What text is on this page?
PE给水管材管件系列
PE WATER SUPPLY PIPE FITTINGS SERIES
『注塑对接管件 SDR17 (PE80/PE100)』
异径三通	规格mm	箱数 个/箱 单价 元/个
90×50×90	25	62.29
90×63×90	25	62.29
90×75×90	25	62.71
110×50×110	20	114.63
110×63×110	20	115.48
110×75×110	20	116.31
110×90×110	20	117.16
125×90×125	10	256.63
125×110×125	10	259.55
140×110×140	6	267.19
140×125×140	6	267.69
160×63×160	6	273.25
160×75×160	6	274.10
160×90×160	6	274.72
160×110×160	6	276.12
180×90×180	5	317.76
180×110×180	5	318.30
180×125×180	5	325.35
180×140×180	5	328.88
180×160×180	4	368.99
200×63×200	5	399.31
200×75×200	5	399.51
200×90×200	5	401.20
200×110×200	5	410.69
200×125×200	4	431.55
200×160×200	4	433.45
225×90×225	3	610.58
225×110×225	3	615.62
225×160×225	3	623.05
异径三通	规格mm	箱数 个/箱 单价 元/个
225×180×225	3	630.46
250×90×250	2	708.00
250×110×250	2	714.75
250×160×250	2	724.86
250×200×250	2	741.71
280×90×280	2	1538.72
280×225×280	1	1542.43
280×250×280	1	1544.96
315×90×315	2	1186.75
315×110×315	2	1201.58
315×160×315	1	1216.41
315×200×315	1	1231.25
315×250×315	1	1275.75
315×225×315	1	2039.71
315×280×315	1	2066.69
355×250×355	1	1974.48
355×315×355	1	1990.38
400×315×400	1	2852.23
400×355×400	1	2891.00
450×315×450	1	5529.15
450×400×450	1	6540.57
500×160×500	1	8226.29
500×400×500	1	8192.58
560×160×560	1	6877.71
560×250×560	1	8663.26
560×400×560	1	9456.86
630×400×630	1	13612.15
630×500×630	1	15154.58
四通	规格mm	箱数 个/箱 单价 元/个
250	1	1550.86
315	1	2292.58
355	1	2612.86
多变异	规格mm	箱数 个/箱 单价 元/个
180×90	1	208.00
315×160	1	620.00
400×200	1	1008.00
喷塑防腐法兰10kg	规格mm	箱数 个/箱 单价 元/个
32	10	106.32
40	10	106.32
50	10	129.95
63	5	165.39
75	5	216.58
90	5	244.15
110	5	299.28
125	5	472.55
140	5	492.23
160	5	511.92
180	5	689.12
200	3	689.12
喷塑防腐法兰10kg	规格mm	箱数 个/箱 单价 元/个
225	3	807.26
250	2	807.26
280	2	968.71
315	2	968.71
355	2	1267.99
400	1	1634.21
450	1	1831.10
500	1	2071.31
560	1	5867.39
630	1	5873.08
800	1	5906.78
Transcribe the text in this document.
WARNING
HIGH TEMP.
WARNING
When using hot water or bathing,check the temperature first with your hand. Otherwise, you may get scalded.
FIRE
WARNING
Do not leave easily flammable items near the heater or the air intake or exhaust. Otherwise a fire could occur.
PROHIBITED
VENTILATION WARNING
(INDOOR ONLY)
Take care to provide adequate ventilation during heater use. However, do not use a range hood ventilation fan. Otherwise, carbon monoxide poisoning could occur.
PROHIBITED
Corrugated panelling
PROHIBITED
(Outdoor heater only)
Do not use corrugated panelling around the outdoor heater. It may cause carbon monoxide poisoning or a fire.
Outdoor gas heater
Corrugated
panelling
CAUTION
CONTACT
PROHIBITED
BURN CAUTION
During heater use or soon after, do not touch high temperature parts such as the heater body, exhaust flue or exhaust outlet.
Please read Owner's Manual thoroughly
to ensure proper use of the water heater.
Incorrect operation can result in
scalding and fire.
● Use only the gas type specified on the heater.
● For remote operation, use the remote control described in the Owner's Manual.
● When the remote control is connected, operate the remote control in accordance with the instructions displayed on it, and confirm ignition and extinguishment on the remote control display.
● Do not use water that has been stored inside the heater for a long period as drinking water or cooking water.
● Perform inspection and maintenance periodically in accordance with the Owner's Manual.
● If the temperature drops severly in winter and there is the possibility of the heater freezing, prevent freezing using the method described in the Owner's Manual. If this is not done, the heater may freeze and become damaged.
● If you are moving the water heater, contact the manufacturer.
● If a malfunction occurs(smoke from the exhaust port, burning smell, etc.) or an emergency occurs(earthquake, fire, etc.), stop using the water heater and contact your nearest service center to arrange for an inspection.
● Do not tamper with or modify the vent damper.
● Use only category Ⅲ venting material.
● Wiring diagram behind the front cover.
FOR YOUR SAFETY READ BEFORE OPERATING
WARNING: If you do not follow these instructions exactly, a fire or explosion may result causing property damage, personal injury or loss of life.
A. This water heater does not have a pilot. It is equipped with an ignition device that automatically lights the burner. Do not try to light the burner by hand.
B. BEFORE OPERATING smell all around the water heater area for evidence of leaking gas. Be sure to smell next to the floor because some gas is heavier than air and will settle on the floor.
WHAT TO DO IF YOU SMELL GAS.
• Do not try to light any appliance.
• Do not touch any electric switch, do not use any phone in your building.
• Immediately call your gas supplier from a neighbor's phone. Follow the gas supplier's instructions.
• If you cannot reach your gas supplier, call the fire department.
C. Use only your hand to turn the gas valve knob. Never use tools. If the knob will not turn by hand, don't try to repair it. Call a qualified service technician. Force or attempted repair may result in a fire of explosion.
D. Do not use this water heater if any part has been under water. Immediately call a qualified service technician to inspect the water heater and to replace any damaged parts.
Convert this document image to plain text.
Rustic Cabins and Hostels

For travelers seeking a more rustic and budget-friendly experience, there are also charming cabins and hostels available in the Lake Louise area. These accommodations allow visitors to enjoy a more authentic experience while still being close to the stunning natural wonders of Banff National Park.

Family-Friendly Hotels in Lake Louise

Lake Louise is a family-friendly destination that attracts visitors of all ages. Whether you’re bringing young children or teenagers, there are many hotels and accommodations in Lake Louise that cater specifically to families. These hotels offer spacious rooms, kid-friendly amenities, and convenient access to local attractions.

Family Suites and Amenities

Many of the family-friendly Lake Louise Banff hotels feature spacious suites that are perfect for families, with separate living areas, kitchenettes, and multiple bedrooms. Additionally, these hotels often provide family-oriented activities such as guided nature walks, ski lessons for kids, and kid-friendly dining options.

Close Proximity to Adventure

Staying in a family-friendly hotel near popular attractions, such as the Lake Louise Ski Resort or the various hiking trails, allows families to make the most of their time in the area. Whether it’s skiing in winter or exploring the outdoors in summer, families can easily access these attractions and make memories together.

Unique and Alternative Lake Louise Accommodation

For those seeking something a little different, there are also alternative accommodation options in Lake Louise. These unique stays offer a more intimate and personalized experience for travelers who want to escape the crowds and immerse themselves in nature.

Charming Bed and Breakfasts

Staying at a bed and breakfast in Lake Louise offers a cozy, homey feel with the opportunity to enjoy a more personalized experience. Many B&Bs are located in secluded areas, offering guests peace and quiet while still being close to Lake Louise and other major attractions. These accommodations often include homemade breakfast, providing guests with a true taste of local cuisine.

- - - -

# [DESCRIPTION OF THE TASK]
Extract each line from the listing above, please, and repeat it exactly.

# [RESPONSE TO THIS TASK]
What text is on this page?
PE给水管材管件系列
PE WATER SUPPLY PIPE FITTINGS SERIES
『注塑对接管件 SDR17 (PE80/PE100)』
异径三通	规格mm	箱数 个/箱 单价 元/个
90×50×90	25	62.29
90×63×90	25	62.29
90×75×90	25	62.71
110×50×110	20	114.63
110×63×110	20	115.48
110×75×110	20	116.31
110×90×110	20	117.16
125×90×125	10	256.63
125×110×125	10	259.55
140×110×140	6	267.19
140×125×140	6	267.69
160×63×160	6	273.25
160×75×160	6	274.10
160×90×160	6	274.72
160×110×160	6	276.12
180×90×180	5	317.76
180×110×180	5	318.30
180×125×180	5	325.35
180×140×180	5	328.88
180×160×180	4	368.99
200×63×200	5	399.31
200×75×200	5	399.51
200×90×200	5	401.20
200×110×200	5	410.69
200×125×200	4	431.55
200×160×200	4	433.45
225×90×225	3	610.58
225×110×225	3	615.62
225×160×225	3	623.05
异径三通	规格mm	箱数 个/箱 单价 元/个
225×180×225	3	630.46
250×90×250	2	708.00
250×110×250	2	714.75
250×160×250	2	724.86
250×200×250	2	741.71
280×90×280	2	1538.72
280×225×280	1	1542.43
280×250×280	1	1544.96
315×90×315	2	1186.75
315×110×315	2	1201.58
315×160×315	1	1216.41
315×200×315	1	1231.25
315×250×315	1	1275.75
315×225×315	1	2039.71
315×280×315	1	2066.69
355×250×355	1	1974.48
355×315×355	1	1990.38
400×315×400	1	2852.23
400×355×400	1	2891.00
450×315×450	1	5529.15
450×400×450	1	6540.57
500×160×500	1	8226.29
500×400×500	1	8192.58
560×160×560	1	6877.71
560×250×560	1	8663.26
560×400×560	1	9456.86
630×400×630	1	13612.15
630×500×630	1	15154.58
四通	规格mm	箱数 个/箱 单价 元/个
250	1	1550.86
315	1	2292.58
355	1	2612.86
多变异	规格mm	箱数 个/箱 单价 元/个
180×90	1	208.00
315×160	1	620.00
400×200	1	1008.00
喷塑防腐法兰10kg	规格mm	箱数 个/箱 单价 元/个
32	10	106.32
40	10	106.32
50	10	129.95
63	5	165.39
75	5	216.58
90	5	244.15
110	5	299.28
125	5	472.55
140	5	492.23
160	5	511.92
180	5	689.12
200	3	689.12
喷塑防腐法兰10kg	规格mm	箱数 个/箱 单价 元/个
225	3	807.26
250	2	807.26
280	2	968.71
315	2	968.71
355	2	1267.99
400	1	1634.21
450	1	1831.10
500	1	2071.31
560	1	5867.39
630	1	5873.08
800	1	5906.78
Transcribe the text in this document.
WARNING
HIGH TEMP.
WARNING
When using hot water or bathing,check the temperature first with your hand. Otherwise, you may get scalded.
FIRE
WARNING
Do not leave easily flammable items near the heater or the air intake or exhaust. Otherwise a fire could occur.
PROHIBITED
VENTILATION WARNING
(INDOOR ONLY)
Take care to provide adequate ventilation during heater use. However, do not use a range hood ventilation fan. Otherwise, carbon monoxide poisoning could occur.
PROHIBITED
Corrugated panelling
PROHIBITED
(Outdoor heater only)
Do not use corrugated panelling around the outdoor heater. It may cause carbon monoxide poisoning or a fire.
Outdoor gas heater
Corrugated
panelling
CAUTION
CONTACT
PROHIBITED
BURN CAUTION
During heater use or soon after, do not touch high temperature parts such as the heater body, exhaust flue or exhaust outlet.
Please read Owner's Manual thoroughly
to ensure proper use of the water heater.
Incorrect operation can result in
scalding and fire.
● Use only the gas type specified on the heater.
● For remote operation, use the remote control described in the Owner's Manual.
● When the remote control is connected, operate the remote control in accordance with the instructions displayed on it, and confirm ignition and extinguishment on the remote control display.
● Do not use water that has been stored inside the heater for a long period as drinking water or cooking water.
● Perform inspection and maintenance periodically in accordance with the Owner's Manual.
● If the temperature drops severly in winter and there is the possibility of the heater freezing, prevent freezing using the method described in the Owner's Manual. If this is not done, the heater may freeze and become damaged.
● If you are moving the water heater, contact the manufacturer.
● If a malfunction occurs(smoke from the exhaust port, burning smell, etc.) or an emergency occurs(earthquake, fire, etc.), stop using the water heater and contact your nearest service center to arrange for an inspection.
● Do not tamper with or modify the vent damper.
● Use only category Ⅲ venting material.
● Wiring diagram behind the front cover.
FOR YOUR SAFETY READ BEFORE OPERATING
WARNING: If you do not follow these instructions exactly, a fire or explosion may result causing property damage, personal injury or loss of life.
A. This water heater does not have a pilot. It is equipped with an ignition device that automatically lights the burner. Do not try to light the burner by hand.
B. BEFORE OPERATING smell all around the water heater area for evidence of leaking gas. Be sure to smell next to the floor because some gas is heavier than air and will settle on the floor.
WHAT TO DO IF YOU SMELL GAS.
• Do not try to light any appliance.
• Do not touch any electric switch, do not use any phone in your building.
• Immediately call your gas supplier from a neighbor's phone. Follow the gas supplier's instructions.
• If you cannot reach your gas supplier, call the fire department.
C. Use only your hand to turn the gas valve knob. Never use tools. If the knob will not turn by hand, don't try to repair it. Call a qualified service technician. Force or attempted repair may result in a fire of explosion.
D. Do not use this water heater if any part has been under water. Immediately call a qualified service technician to inspect the water heater and to replace any damaged parts.
Convert this document image to plain text.
Rustic Cabins and Hostels

For travelers seeking a more rustic and budget-friendly experience, there are also charming cabins and hostels available in the Lake Louise area. These accommodations allow visitors to enjoy a more authentic experience while still being close to the stunning natural wonders of Banff National Park.

Family-Friendly Hotels in Lake Louise

Lake Louise is a family-friendly destination that attracts visitors of all ages. Whether you’re bringing young children or teenagers, there are many hotels and accommodations in Lake Louise that cater specifically to families. These hotels offer spacious rooms, kid-friendly amenities, and convenient access to local attractions.

Family Suites and Amenities

Many of the family-friendly Lake Louise Banff hotels feature spacious suites that are perfect for families, with separate living areas, kitchenettes, and multiple bedrooms. Additionally, these hotels often provide family-oriented activities such as guided nature walks, ski lessons for kids, and kid-friendly dining options.

Close Proximity to Adventure

Staying in a family-friendly hotel near popular attractions, such as the Lake Louise Ski Resort or the various hiking trails, allows families to make the most of their time in the area. Whether it’s skiing in winter or exploring the outdoors in summer, families can easily access these attractions and make memories together.

Unique and Alternative Lake Louise Accommodation

For those seeking something a little different, there are also alternative accommodation options in Lake Louise. These unique stays offer a more intimate and personalized experience for travelers who want to escape the crowds and immerse themselves in nature.

Charming Bed and Breakfasts

Staying at a bed and breakfast in Lake Louise offers a cozy, homey feel with the opportunity to enjoy a more personalized experience. Many B&Bs are located in secluded areas, offering guests peace and quiet while still being close to Lake Louise and other major attractions. These accommodations often include homemade breakfast, providing guests with a true taste of local cuisine.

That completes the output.